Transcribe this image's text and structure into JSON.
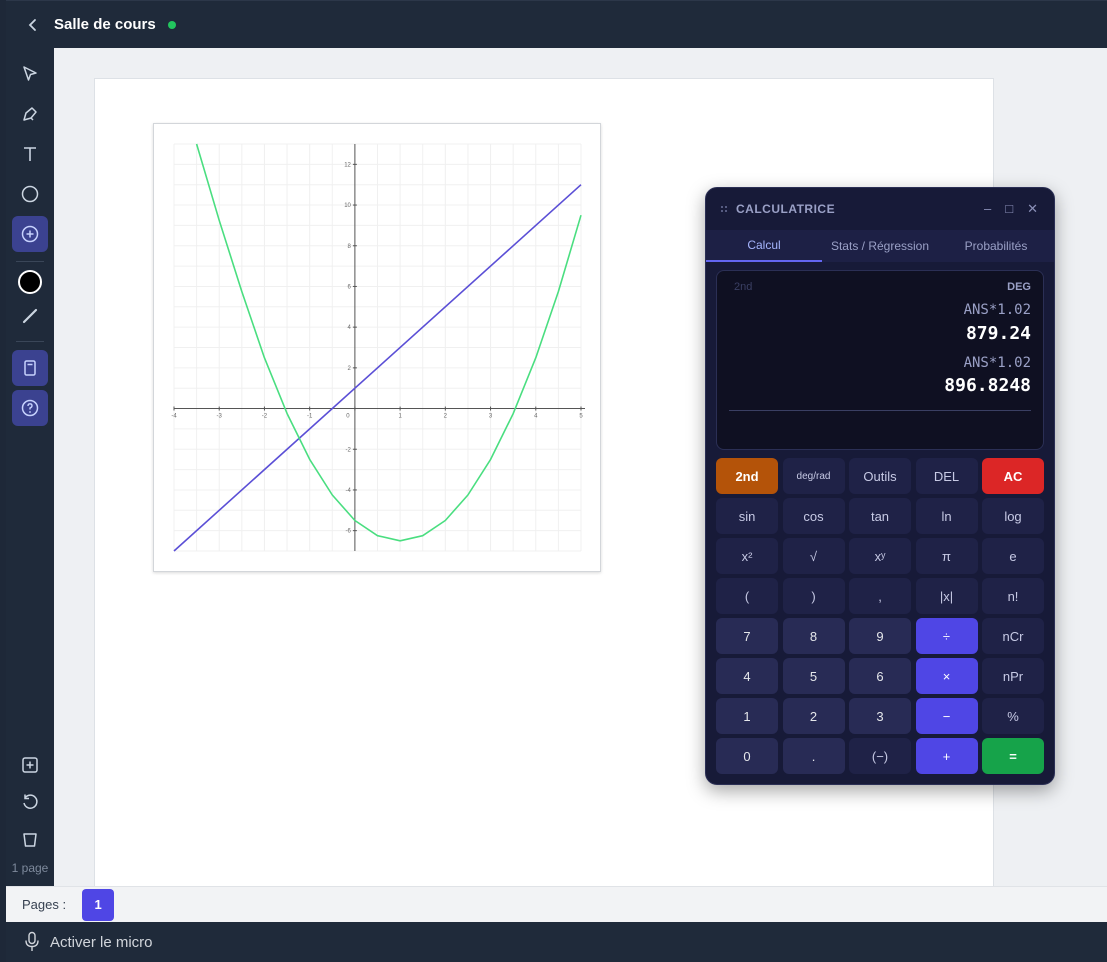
{
  "header": {
    "title": "Salle de cours"
  },
  "sidebar": {
    "page_count": "1 page"
  },
  "graph": {
    "x_ticks": [
      "-4",
      "-3",
      "-2",
      "-1",
      "0",
      "1",
      "2",
      "3",
      "4",
      "5"
    ],
    "y_ticks": [
      "12",
      "10",
      "8",
      "6",
      "4",
      "2",
      "-2",
      "-4",
      "-6"
    ],
    "colors": {
      "line": "#5b4fd6",
      "parabola": "#4ade80"
    }
  },
  "chart_data": {
    "type": "line",
    "x_range": [
      -4,
      5
    ],
    "y_range": [
      -7,
      13
    ],
    "grid": true,
    "series": [
      {
        "x": [
          -4,
          5
        ],
        "y": [
          -7,
          11
        ]
      },
      {
        "x": [
          -3.5,
          -3,
          -2.5,
          -2,
          -1.5,
          -1,
          -0.5,
          0,
          0.5,
          1,
          1.5,
          2,
          2.5,
          3,
          3.5,
          4,
          4.5,
          5
        ],
        "y": [
          13,
          9.25,
          5.75,
          2.5,
          -0.25,
          -2.5,
          -4.25,
          -5.5,
          -6.25,
          -6.5,
          -6.25,
          -5.5,
          -4.25,
          -2.5,
          -0.25,
          2.5,
          5.75,
          9.5
        ]
      }
    ]
  },
  "calculator": {
    "title": "CALCULATRICE",
    "tabs": [
      "Calcul",
      "Stats / Régression",
      "Probabilités"
    ],
    "display": {
      "second_indicator": "2nd",
      "mode": "DEG",
      "history": [
        {
          "expr": "ANS*1.02",
          "result": "879.24"
        },
        {
          "expr": "ANS*1.02",
          "result": "896.8248"
        }
      ]
    },
    "keys": [
      [
        "2nd",
        "deg/rad",
        "Outils",
        "DEL",
        "AC"
      ],
      [
        "sin",
        "cos",
        "tan",
        "ln",
        "log"
      ],
      [
        "x²",
        "√",
        "xʸ",
        "π",
        "e"
      ],
      [
        "(",
        ")",
        ",",
        "|x|",
        "n!"
      ],
      [
        "7",
        "8",
        "9",
        "÷",
        "nCr"
      ],
      [
        "4",
        "5",
        "6",
        "×",
        "nPr"
      ],
      [
        "1",
        "2",
        "3",
        "−",
        "%"
      ],
      [
        "0",
        ".",
        "(−)",
        "+",
        "="
      ]
    ],
    "colors": {
      "accent": "#4f46e5",
      "second": "#b45309",
      "clear": "#dc2626",
      "equals": "#16a34a"
    }
  },
  "pages": {
    "label": "Pages :",
    "current": "1"
  },
  "mic": {
    "label": "Activer le micro"
  }
}
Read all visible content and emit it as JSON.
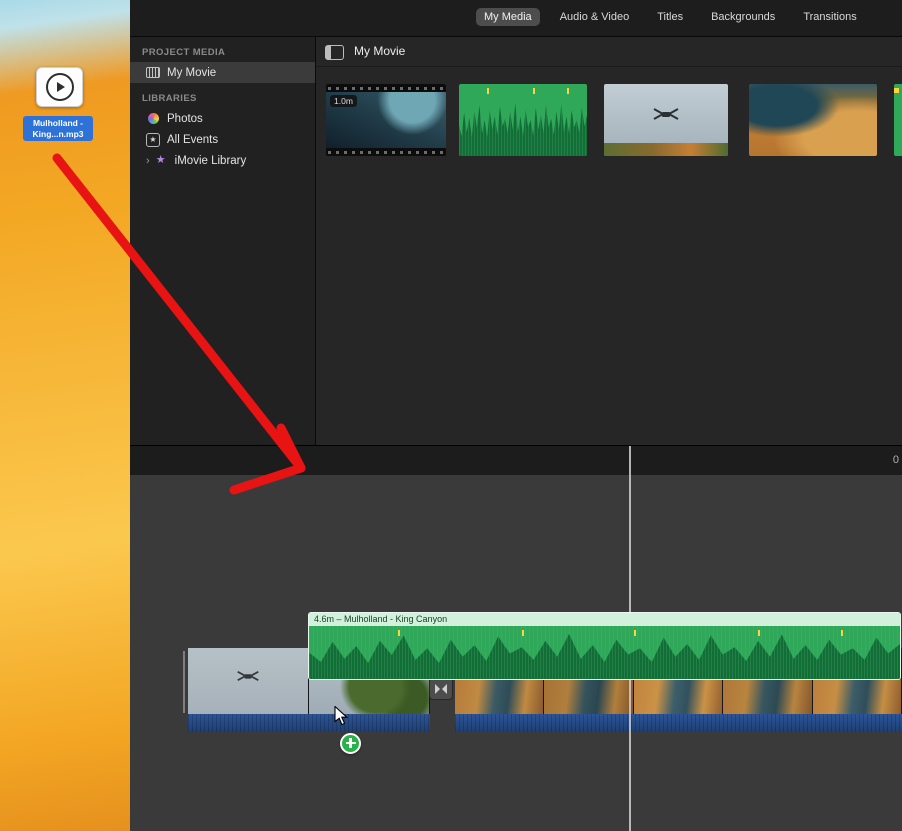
{
  "desktop": {
    "file_label_line1": "Mulholland -",
    "file_label_line2": "King...n.mp3"
  },
  "topbar": {
    "tabs": [
      {
        "label": "My Media",
        "active": true
      },
      {
        "label": "Audio & Video",
        "active": false
      },
      {
        "label": "Titles",
        "active": false
      },
      {
        "label": "Backgrounds",
        "active": false
      },
      {
        "label": "Transitions",
        "active": false
      }
    ]
  },
  "sidebar": {
    "project_media_header": "PROJECT MEDIA",
    "project_items": [
      {
        "label": "My Movie",
        "selected": true
      }
    ],
    "libraries_header": "LIBRARIES",
    "library_items": [
      {
        "label": "Photos"
      },
      {
        "label": "All Events"
      },
      {
        "label": "iMovie Library"
      }
    ]
  },
  "browser": {
    "title": "My Movie",
    "clips": [
      {
        "type": "video",
        "duration_badge": "1.0m"
      },
      {
        "type": "audio"
      },
      {
        "type": "photo-drone"
      },
      {
        "type": "photo-aerial"
      },
      {
        "type": "audio-partial"
      }
    ]
  },
  "timeline": {
    "ruler_label": "0",
    "dragged_audio_clip": {
      "label": "4.6m – Mulholland - King Canyon"
    }
  },
  "colors": {
    "audio_green": "#2fa85a",
    "waveform_dark_green": "#0f6f35",
    "audio_track_blue": "#24477e",
    "annotation_red": "#e81313",
    "selection_blue": "#2e72d8"
  }
}
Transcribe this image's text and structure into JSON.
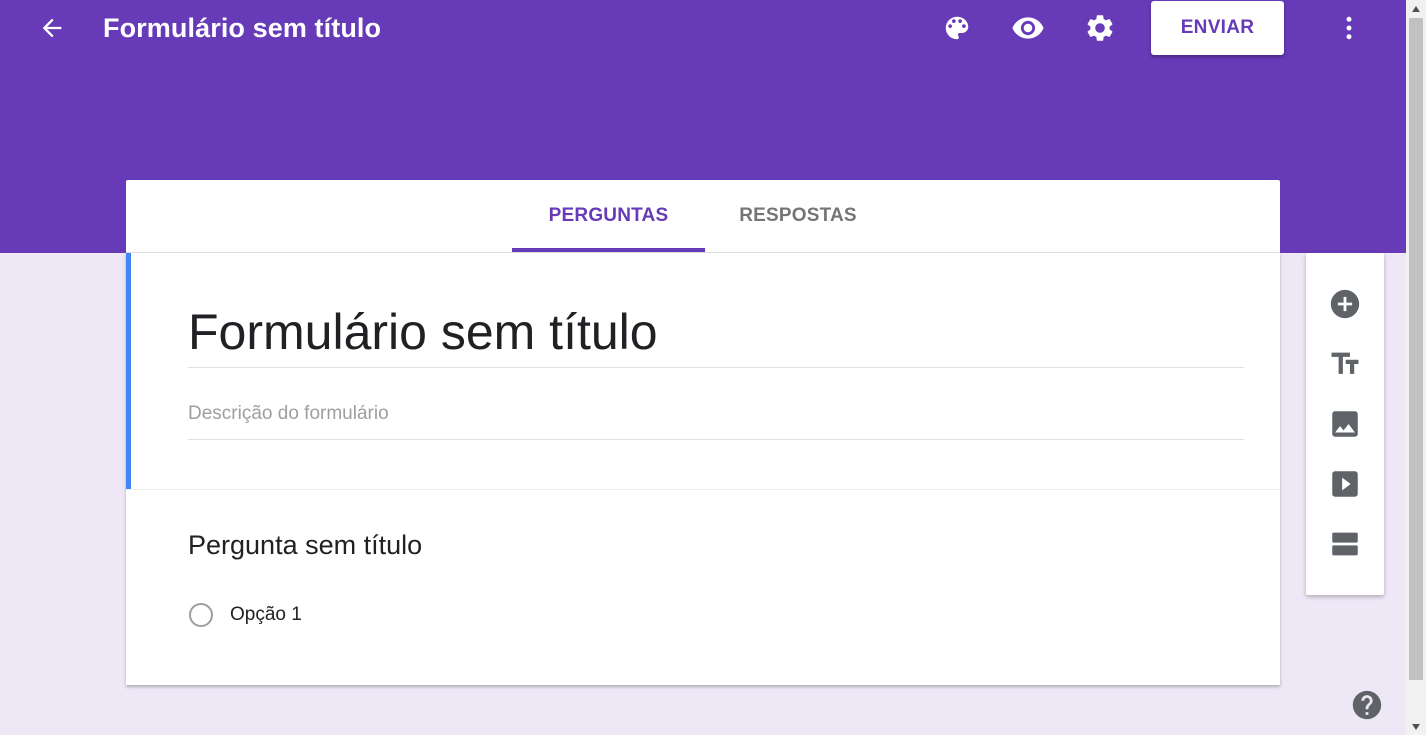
{
  "header": {
    "title": "Formulário sem título",
    "send_label": "ENVIAR",
    "icons": [
      "back-arrow-icon",
      "palette-icon",
      "eye-icon",
      "gear-icon",
      "more-vert-icon"
    ],
    "color": "#673ab7"
  },
  "tabs": [
    {
      "label": "PERGUNTAS",
      "active": true
    },
    {
      "label": "RESPOSTAS",
      "active": false
    }
  ],
  "form": {
    "title": "Formulário sem título",
    "description_placeholder": "Descrição do formulário"
  },
  "question": {
    "title": "Pergunta sem título",
    "options": [
      "Opção 1"
    ]
  },
  "toolbar": {
    "items": [
      "add-question-icon",
      "add-title-icon",
      "add-image-icon",
      "add-video-icon",
      "add-section-icon"
    ]
  },
  "colors": {
    "accent": "#673ab7",
    "background": "#ede7f6",
    "focus_bar": "#4285f4"
  }
}
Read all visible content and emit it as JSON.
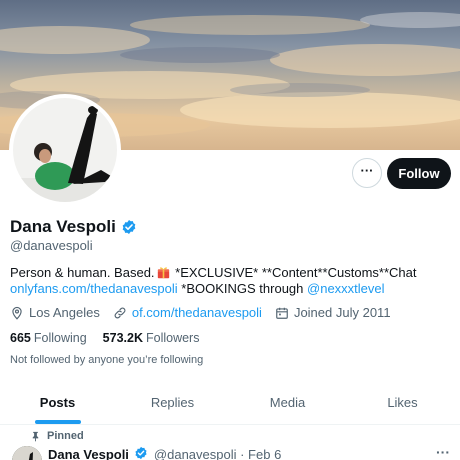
{
  "profile": {
    "name": "Dana Vespoli",
    "handle": "@danavespoli",
    "bio_text_1": "Person & human. Based.",
    "bio_text_2": " *EXCLUSIVE* **Content**Customs**Chat",
    "bio_link_1": "onlyfans.com/thedanavespoli",
    "bio_text_3": " *BOOKINGS through ",
    "bio_link_2": "@nexxxtlevel",
    "location": "Los Angeles",
    "website": "of.com/thedanavespoli",
    "joined": "Joined July 2011",
    "following_count": "665",
    "following_label": "Following",
    "followers_count": "573.2K",
    "followers_label": "Followers",
    "not_followed": "Not followed by anyone you’re following"
  },
  "actions": {
    "more_label": "···",
    "follow_label": "Follow"
  },
  "tabs": [
    {
      "label": "Posts"
    },
    {
      "label": "Replies"
    },
    {
      "label": "Media"
    },
    {
      "label": "Likes"
    }
  ],
  "pinned_tweet": {
    "pinned_label": "Pinned",
    "name": "Dana Vespoli",
    "meta": "@danavespoli · Feb 6",
    "more_label": "···"
  },
  "colors": {
    "accent": "#1d9bf0",
    "text": "#0f1419",
    "secondary": "#536471",
    "follow_bg": "#0f1419"
  },
  "icons": [
    "verified-badge-icon",
    "location-icon",
    "link-icon",
    "calendar-icon",
    "pin-icon",
    "more-icon"
  ]
}
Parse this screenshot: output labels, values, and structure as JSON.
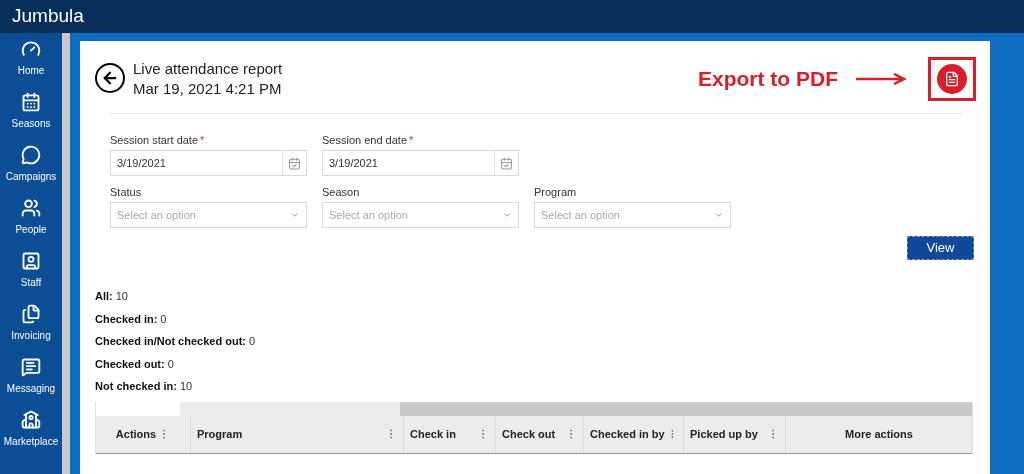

━━━━━━━━━━━━━━━━━━━━━━━━━━━━━━

▸ **PROBLEM TO WORK ON**
Your copy should match the records word for word, with the pictures removed.

▸ **THE SOLUTION**
Transcribe this image's text and structure into JSON.
{
  "header": {
    "title": "Salle de cours"
  },
  "sidebar": {
    "page_count": "1 page"
  },
  "graph": {
    "x_ticks": [
      "-4",
      "-3",
      "-2",
      "-1",
      "0",
      "1",
      "2",
      "3",
      "4",
      "5"
    ],
    "y_ticks": [
      "12",
      "10",
      "8",
      "6",
      "4",
      "2",
      "-2",
      "-4",
      "-6"
    ],
    "colors": {
      "line": "#5b4fd6",
      "parabola": "#4ade80"
    }
  },
  "chart_data": {
    "type": "line",
    "x_range": [
      -4,
      5
    ],
    "y_range": [
      -7,
      13
    ],
    "grid": true,
    "series": [
      {
        "x": [
          -4,
          5
        ],
        "y": [
          -7,
          11
        ]
      },
      {
        "x": [
          -3.5,
          -3,
          -2.5,
          -2,
          -1.5,
          -1,
          -0.5,
          0,
          0.5,
          1,
          1.5,
          2,
          2.5,
          3,
          3.5,
          4,
          4.5,
          5
        ],
        "y": [
          13,
          9.25,
          5.75,
          2.5,
          -0.25,
          -2.5,
          -4.25,
          -5.5,
          -6.25,
          -6.5,
          -6.25,
          -5.5,
          -4.25,
          -2.5,
          -0.25,
          2.5,
          5.75,
          9.5
        ]
      }
    ]
  },
  "calculator": {
    "title": "CALCULATRICE",
    "tabs": [
      "Calcul",
      "Stats / Régression",
      "Probabilités"
    ],
    "display": {
      "second_indicator": "2nd",
      "mode": "DEG",
      "history": [
        {
          "expr": "ANS*1.02",
          "result": "879.24"
        },
        {
          "expr": "ANS*1.02",
          "result": "896.8248"
        }
      ]
    },
    "keys": [
      [
        "2nd",
        "deg/rad",
        "Outils",
        "DEL",
        "AC"
      ],
      [
        "sin",
        "cos",
        "tan",
        "ln",
        "log"
      ],
      [
        "x²",
        "√",
        "xʸ",
        "π",
        "e"
      ],
      [
        "(",
        ")",
        ",",
        "|x|",
        "n!"
      ],
      [
        "7",
        "8",
        "9",
        "÷",
        "nCr"
      ],
      [
        "4",
        "5",
        "6",
        "×",
        "nPr"
      ],
      [
        "1",
        "2",
        "3",
        "−",
        "%"
      ],
      [
        "0",
        ".",
        "(−)",
        "+",
        "="
      ]
    ],
    "colors": {
      "accent": "#4f46e5",
      "second": "#b45309",
      "clear": "#dc2626",
      "equals": "#16a34a"
    }
  },
  "pages": {
    "label": "Pages :",
    "current": "1"
  },
  "mic": {
    "label": "Activer le micro"
  }
}
Read all visible content and emit it as JSON.
{
  "desktop": {
    "file_label_line1": "Mulholland -",
    "file_label_line2": "King...n.mp3"
  },
  "topbar": {
    "tabs": [
      {
        "label": "My Media",
        "active": true
      },
      {
        "label": "Audio & Video",
        "active": false
      },
      {
        "label": "Titles",
        "active": false
      },
      {
        "label": "Backgrounds",
        "active": false
      },
      {
        "label": "Transitions",
        "active": false
      }
    ]
  },
  "sidebar": {
    "project_media_header": "PROJECT MEDIA",
    "project_items": [
      {
        "label": "My Movie",
        "selected": true
      }
    ],
    "libraries_header": "LIBRARIES",
    "library_items": [
      {
        "label": "Photos"
      },
      {
        "label": "All Events"
      },
      {
        "label": "iMovie Library"
      }
    ]
  },
  "browser": {
    "title": "My Movie",
    "clips": [
      {
        "type": "video",
        "duration_badge": "1.0m"
      },
      {
        "type": "audio"
      },
      {
        "type": "photo-drone"
      },
      {
        "type": "photo-aerial"
      },
      {
        "type": "audio-partial"
      }
    ]
  },
  "timeline": {
    "ruler_label": "0",
    "dragged_audio_clip": {
      "label": "4.6m – Mulholland - King Canyon"
    }
  },
  "colors": {
    "audio_green": "#2fa85a",
    "waveform_dark_green": "#0f6f35",
    "audio_track_blue": "#24477e",
    "annotation_red": "#e81313",
    "selection_blue": "#2e72d8"
  }
}
Transcribe this image's text and structure into JSON.
{
  "header": {
    "title": "Formulário sem título",
    "send_label": "ENVIAR",
    "icons": [
      "back-arrow-icon",
      "palette-icon",
      "eye-icon",
      "gear-icon",
      "more-vert-icon"
    ],
    "color": "#673ab7"
  },
  "tabs": [
    {
      "label": "PERGUNTAS",
      "active": true
    },
    {
      "label": "RESPOSTAS",
      "active": false
    }
  ],
  "form": {
    "title": "Formulário sem título",
    "description_placeholder": "Descrição do formulário"
  },
  "question": {
    "title": "Pergunta sem título",
    "options": [
      "Opção 1"
    ]
  },
  "toolbar": {
    "items": [
      "add-question-icon",
      "add-title-icon",
      "add-image-icon",
      "add-video-icon",
      "add-section-icon"
    ]
  },
  "colors": {
    "accent": "#673ab7",
    "background": "#ede7f6",
    "focus_bar": "#4285f4"
  }
}
Read all visible content and emit it as JSON.
{
  "profile": {
    "name": "Dana Vespoli",
    "handle": "@danavespoli",
    "bio_text_1": "Person & human. Based.",
    "bio_text_2": " *EXCLUSIVE* **Content**Customs**Chat",
    "bio_link_1": "onlyfans.com/thedanavespoli",
    "bio_text_3": " *BOOKINGS through ",
    "bio_link_2": "@nexxxtlevel",
    "location": "Los Angeles",
    "website": "of.com/thedanavespoli",
    "joined": "Joined July 2011",
    "following_count": "665",
    "following_label": "Following",
    "followers_count": "573.2K",
    "followers_label": "Followers",
    "not_followed": "Not followed by anyone you’re following"
  },
  "actions": {
    "more_label": "···",
    "follow_label": "Follow"
  },
  "tabs": [
    {
      "label": "Posts"
    },
    {
      "label": "Replies"
    },
    {
      "label": "Media"
    },
    {
      "label": "Likes"
    }
  ],
  "pinned_tweet": {
    "pinned_label": "Pinned",
    "name": "Dana Vespoli",
    "meta": "@danavespoli · Feb 6",
    "more_label": "···"
  },
  "colors": {
    "accent": "#1d9bf0",
    "text": "#0f1419",
    "secondary": "#536471",
    "follow_bg": "#0f1419"
  },
  "icons": [
    "verified-badge-icon",
    "location-icon",
    "link-icon",
    "calendar-icon",
    "pin-icon",
    "more-icon"
  ]
}
Parse this screenshot: output labels, values, and structure as JSON.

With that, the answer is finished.